*Task objective*. Report the count of lines containing the word "kecerdasan" in the entries below, and nothing more.

*Task data*.
>>>>
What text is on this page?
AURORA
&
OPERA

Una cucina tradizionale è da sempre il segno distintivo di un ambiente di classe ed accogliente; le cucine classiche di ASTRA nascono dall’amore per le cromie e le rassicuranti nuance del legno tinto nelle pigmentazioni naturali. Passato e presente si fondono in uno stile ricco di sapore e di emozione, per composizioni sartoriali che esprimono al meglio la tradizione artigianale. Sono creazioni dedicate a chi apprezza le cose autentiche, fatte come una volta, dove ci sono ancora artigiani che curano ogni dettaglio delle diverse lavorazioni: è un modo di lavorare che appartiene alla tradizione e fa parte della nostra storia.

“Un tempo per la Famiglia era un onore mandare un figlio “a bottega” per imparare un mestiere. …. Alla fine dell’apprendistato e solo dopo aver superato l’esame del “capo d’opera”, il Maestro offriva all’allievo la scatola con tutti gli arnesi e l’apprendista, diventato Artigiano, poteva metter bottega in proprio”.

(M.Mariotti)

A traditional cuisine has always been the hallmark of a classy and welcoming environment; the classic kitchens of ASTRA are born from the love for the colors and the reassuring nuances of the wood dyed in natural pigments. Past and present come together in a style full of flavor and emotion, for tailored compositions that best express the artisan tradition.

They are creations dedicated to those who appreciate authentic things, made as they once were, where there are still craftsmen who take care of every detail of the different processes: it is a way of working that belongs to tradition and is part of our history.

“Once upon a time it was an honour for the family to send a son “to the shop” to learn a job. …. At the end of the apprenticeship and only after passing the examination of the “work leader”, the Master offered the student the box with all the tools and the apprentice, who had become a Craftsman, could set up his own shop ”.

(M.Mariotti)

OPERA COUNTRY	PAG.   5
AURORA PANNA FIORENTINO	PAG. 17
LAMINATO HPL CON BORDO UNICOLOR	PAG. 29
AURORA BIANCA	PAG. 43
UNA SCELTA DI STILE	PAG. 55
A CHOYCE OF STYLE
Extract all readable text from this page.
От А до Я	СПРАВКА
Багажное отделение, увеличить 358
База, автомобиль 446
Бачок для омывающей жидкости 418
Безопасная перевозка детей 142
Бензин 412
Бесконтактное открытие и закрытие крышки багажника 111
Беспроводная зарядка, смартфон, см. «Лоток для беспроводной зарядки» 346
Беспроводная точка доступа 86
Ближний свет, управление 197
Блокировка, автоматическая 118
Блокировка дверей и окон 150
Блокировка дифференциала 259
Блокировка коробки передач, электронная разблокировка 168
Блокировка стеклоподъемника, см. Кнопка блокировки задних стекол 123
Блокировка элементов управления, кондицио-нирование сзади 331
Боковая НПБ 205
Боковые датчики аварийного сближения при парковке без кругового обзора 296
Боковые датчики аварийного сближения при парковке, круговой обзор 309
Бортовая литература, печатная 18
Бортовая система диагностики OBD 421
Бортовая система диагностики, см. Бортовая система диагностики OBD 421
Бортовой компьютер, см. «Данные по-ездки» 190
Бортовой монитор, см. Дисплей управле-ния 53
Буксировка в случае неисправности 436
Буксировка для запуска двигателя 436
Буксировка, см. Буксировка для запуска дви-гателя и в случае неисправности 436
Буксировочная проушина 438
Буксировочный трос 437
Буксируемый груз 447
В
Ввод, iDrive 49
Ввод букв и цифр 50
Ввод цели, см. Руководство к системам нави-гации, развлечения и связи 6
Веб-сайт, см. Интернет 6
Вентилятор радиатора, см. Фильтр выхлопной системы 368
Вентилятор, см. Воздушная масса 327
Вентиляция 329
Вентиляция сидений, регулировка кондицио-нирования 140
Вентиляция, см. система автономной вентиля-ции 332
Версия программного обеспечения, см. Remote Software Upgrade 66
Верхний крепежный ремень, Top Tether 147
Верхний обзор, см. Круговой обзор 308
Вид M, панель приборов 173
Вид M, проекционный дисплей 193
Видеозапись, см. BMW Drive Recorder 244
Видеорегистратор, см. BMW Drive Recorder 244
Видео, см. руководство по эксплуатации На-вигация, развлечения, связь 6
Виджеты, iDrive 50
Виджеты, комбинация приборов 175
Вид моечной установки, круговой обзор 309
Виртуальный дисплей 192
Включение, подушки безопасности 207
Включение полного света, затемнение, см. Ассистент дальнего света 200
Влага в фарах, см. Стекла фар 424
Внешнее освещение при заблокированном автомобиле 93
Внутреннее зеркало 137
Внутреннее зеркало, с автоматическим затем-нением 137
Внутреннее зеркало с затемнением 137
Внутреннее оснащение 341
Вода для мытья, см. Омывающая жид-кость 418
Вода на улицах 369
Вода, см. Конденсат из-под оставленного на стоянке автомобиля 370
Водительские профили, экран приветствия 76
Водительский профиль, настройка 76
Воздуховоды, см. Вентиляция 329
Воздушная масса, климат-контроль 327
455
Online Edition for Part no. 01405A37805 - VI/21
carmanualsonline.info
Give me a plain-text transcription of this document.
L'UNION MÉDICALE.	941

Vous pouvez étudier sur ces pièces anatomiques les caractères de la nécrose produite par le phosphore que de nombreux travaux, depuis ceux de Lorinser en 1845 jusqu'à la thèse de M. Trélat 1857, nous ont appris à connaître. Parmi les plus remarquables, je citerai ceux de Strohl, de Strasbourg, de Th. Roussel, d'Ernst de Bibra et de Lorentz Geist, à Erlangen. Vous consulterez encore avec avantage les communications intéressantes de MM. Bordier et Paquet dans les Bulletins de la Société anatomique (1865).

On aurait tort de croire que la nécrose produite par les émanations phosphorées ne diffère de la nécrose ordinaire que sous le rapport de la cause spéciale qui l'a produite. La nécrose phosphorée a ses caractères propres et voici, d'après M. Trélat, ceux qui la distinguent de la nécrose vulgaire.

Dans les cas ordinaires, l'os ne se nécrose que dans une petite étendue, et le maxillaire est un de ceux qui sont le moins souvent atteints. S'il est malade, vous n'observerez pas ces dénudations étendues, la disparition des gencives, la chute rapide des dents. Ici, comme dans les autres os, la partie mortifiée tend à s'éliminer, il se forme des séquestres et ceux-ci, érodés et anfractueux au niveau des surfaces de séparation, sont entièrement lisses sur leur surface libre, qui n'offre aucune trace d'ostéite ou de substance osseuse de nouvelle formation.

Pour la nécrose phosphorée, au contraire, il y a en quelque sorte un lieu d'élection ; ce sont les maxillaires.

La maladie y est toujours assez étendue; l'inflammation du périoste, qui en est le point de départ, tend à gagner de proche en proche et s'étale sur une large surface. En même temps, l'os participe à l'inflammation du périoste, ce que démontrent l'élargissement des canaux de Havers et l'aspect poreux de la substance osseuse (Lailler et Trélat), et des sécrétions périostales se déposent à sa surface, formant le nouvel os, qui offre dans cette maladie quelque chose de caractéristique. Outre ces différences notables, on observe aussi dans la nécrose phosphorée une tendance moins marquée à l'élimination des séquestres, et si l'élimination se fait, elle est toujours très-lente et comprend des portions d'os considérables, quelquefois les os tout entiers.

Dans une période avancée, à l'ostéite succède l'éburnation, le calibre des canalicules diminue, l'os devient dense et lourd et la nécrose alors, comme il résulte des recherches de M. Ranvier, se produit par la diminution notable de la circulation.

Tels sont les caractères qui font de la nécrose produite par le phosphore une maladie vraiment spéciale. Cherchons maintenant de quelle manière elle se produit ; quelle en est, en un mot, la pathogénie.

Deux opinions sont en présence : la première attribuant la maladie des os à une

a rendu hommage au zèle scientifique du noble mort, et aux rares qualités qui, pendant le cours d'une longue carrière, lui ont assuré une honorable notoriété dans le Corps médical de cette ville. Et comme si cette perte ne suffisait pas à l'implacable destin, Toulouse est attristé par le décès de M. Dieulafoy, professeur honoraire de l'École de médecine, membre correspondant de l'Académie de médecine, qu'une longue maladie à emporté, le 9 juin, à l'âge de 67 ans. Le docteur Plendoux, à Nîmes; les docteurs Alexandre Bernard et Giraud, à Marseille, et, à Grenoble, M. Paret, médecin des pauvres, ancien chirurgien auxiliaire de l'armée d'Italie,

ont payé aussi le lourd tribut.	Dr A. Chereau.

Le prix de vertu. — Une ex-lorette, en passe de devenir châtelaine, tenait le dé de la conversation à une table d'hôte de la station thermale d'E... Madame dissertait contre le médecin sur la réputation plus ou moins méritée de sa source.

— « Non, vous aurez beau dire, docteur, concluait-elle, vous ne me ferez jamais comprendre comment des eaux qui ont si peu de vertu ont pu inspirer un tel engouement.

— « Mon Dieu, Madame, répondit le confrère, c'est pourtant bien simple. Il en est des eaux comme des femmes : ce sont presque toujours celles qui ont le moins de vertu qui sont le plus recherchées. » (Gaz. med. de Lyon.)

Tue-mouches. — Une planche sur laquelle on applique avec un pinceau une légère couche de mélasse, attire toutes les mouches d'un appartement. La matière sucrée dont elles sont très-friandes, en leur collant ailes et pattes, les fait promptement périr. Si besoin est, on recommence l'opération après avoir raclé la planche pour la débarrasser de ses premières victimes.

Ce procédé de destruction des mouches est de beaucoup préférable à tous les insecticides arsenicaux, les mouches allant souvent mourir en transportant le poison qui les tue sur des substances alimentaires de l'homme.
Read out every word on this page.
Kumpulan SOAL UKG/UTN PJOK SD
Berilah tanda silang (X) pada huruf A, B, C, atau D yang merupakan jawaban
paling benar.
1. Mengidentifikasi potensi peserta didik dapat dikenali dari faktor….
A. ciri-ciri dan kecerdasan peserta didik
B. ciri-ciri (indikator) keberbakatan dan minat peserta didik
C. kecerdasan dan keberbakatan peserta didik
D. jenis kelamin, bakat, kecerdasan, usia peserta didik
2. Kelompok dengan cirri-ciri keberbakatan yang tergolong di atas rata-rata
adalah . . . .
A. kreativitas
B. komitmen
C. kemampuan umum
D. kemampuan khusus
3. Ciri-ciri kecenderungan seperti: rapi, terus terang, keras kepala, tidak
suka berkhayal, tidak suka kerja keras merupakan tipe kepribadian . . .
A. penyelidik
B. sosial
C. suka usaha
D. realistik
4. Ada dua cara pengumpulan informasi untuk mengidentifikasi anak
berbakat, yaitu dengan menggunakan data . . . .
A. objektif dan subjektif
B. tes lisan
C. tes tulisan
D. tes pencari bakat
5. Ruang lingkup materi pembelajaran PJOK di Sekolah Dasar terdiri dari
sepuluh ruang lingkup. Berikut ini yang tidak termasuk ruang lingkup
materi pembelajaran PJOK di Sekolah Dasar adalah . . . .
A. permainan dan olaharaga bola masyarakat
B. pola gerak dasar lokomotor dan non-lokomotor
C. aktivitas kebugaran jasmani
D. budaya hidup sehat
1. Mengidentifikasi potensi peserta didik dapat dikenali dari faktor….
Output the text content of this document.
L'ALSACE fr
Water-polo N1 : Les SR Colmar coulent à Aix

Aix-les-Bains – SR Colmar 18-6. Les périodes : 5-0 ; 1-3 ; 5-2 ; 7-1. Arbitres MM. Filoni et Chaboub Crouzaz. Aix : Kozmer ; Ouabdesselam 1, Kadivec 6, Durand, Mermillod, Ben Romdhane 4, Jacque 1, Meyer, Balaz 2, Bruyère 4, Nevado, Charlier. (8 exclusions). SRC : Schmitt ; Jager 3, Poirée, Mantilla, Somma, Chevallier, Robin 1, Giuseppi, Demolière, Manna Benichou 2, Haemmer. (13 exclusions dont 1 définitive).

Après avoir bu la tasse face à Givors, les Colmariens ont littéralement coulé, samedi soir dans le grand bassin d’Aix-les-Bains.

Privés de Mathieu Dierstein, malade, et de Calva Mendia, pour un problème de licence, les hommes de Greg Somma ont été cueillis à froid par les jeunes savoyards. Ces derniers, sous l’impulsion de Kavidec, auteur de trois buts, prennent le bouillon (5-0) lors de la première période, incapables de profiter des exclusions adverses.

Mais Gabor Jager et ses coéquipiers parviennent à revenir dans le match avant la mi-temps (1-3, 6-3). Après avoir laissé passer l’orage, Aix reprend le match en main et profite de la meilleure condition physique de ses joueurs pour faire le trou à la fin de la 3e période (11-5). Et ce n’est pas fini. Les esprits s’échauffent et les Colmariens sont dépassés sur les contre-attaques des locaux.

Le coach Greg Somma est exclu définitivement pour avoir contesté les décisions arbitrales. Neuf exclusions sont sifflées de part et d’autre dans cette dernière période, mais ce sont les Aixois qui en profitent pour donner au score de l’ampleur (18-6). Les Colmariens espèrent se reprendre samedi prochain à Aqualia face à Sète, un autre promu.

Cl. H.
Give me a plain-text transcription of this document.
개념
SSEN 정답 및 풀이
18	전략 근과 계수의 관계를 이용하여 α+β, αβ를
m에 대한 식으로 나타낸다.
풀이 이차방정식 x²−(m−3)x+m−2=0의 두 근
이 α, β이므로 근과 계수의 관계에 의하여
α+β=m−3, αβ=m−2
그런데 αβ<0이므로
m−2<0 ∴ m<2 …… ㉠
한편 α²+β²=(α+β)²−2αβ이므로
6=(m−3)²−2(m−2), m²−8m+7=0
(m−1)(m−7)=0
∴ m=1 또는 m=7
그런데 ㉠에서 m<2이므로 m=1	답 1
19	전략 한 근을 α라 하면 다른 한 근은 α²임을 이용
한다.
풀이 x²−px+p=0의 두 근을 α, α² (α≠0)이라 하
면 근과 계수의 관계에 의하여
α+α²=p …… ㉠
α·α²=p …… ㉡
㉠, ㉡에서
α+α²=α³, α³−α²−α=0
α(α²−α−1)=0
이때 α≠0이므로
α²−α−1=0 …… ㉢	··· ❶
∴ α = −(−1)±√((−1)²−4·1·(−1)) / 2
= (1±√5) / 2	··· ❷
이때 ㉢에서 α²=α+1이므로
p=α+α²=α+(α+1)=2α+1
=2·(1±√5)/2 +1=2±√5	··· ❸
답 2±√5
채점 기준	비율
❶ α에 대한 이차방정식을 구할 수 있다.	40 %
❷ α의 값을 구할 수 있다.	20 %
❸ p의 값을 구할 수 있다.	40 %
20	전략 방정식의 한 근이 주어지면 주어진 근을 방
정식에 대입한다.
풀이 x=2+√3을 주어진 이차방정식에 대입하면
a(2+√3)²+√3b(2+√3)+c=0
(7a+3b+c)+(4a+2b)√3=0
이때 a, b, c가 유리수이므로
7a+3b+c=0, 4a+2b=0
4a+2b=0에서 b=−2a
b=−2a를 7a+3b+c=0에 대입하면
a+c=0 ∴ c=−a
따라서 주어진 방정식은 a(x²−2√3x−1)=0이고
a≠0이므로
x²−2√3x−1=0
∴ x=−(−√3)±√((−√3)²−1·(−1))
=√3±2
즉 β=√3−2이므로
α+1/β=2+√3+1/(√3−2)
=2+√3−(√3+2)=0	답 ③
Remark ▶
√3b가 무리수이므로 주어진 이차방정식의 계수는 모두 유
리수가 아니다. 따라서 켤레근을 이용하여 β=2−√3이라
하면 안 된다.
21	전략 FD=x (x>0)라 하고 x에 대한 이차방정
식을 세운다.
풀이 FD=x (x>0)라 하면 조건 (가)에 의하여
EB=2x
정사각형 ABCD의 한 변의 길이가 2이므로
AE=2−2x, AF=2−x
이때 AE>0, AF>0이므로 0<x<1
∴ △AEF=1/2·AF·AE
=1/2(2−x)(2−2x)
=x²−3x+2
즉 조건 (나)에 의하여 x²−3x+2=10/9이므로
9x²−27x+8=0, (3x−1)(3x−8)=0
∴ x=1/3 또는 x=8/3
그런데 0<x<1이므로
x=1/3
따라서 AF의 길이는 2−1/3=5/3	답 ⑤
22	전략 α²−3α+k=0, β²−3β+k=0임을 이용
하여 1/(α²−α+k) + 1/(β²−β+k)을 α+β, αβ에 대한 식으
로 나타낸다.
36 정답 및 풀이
<<<<
*Answer for the task*. 3